:: BRONTEKST

Ter zitting van de beroepscommissie van 24 november 2016, gehouden in het Justitieel Complex Zaanstad, zijn gehoord klagers raadsman mr. I. de Vos, en namens de Staatssecretaris [...], werkzaam bij de Dienst Justitiële Inrichtingen van het ministerie
van Veiligheid en Justitie.
Hoewel voor klagers vervoer naar de zitting was zorggedragen, heeft hij daarvan geen gebruik gemaakt.

Op grond van haar onderzoek overweegt en beslist de beroepscommissie als volgt:

1. De inhoud van de bestreden beslissing
De Staatssecretaris heeft beslist klager na herbeoordeling te plaatsen in een longstayvoorziening van de Pompestichting, hetgeen moet worden begrepen als een beslissing tot het voortzetten van klagers verblijf in genoemde longstayvoorziening, met
vaststelling van een laag individueel beveiligingsniveau.

2. De feiten
Klager is bij onherroepelijke uitspraak van 18 december 1984 ter beschikking gesteld (tbs) met bevel tot verpleging van overheidswege. Klager is op 30 augustus 1985 geplaatst in FPC Veldzicht. Op 24 juli 1989 is klager overgeplaatst naar GGzE en op
16 september 1991 is hij weer teruggeplaatst naar FPC Veldzicht. Klager is op
25 augustus 2003 overgeplaatst naar een longstayvoorziening van de Pompestichting. De Staatssecretaris heeft op 28 oktober 2013 en 2 augustus 2016 beslist tot voortzetting van klagers verblijf op voornoemde longstayvoorziening (locatie Zeeland).

::::
:: GEGEVENSRIJEN

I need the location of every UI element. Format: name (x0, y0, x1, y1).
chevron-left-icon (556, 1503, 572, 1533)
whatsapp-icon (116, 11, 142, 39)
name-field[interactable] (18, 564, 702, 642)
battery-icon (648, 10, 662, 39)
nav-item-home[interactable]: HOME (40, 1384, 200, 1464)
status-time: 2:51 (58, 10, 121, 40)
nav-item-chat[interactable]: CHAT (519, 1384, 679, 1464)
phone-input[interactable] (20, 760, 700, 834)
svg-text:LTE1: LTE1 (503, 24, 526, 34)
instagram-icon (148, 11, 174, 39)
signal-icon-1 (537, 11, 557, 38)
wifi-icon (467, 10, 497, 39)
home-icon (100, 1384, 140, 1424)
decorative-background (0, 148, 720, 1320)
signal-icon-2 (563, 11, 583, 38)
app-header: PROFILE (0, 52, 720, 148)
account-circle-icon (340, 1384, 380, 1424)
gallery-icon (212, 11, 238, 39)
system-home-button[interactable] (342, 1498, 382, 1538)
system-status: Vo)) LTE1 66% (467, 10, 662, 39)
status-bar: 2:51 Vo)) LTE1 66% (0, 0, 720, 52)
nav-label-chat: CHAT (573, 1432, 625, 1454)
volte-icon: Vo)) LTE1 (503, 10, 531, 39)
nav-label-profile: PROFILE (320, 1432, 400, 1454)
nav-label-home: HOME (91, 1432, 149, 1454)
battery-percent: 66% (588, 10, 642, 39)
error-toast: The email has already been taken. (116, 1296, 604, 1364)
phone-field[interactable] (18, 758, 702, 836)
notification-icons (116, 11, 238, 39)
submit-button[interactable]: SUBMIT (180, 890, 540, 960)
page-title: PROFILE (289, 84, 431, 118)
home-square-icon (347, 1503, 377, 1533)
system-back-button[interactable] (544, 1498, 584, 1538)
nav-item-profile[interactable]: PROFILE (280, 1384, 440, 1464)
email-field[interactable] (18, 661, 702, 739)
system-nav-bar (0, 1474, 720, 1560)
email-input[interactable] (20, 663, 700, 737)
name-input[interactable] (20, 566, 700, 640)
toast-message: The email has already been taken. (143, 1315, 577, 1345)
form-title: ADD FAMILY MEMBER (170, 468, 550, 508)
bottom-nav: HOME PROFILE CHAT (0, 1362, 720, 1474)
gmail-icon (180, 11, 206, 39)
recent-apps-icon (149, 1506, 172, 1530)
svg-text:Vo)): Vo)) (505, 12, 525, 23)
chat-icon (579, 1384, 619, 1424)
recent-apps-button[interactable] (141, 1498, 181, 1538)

::::

• OPDRACHT A:
Noem alle datums die in de brontekst onder het kopje "2. De feiten" voorkomen.
• OPDRACHT B:
Neem het deel van de brontekst woordelijk over, beginnend bij "Ter zitting van" en doorlopend tot en met "geen gebruik gemaakt.".

• EINDANTWOORD A:
- 18 december 1984
- 30 augustus 1985
- 24 juli 1989
- 16 september 1991
- 25 augustus 2003
- 28 oktober 2013
- 2 augustus 2016

• EINDANTWOORD B:
Ter zitting van de beroepscommissie van 24 november 2016, gehouden in het Justitieel Complex Zaanstad, zijn gehoord klagers raadsman mr. I. de Vos, en namens de Staatssecretaris [...], werkzaam bij de Dienst Justitiële Inrichtingen van het ministerie
van Veiligheid en Justitie.
Hoewel voor klagers vervoer naar de zitting was zorggedragen, heeft hij daarvan geen gebruik gemaakt.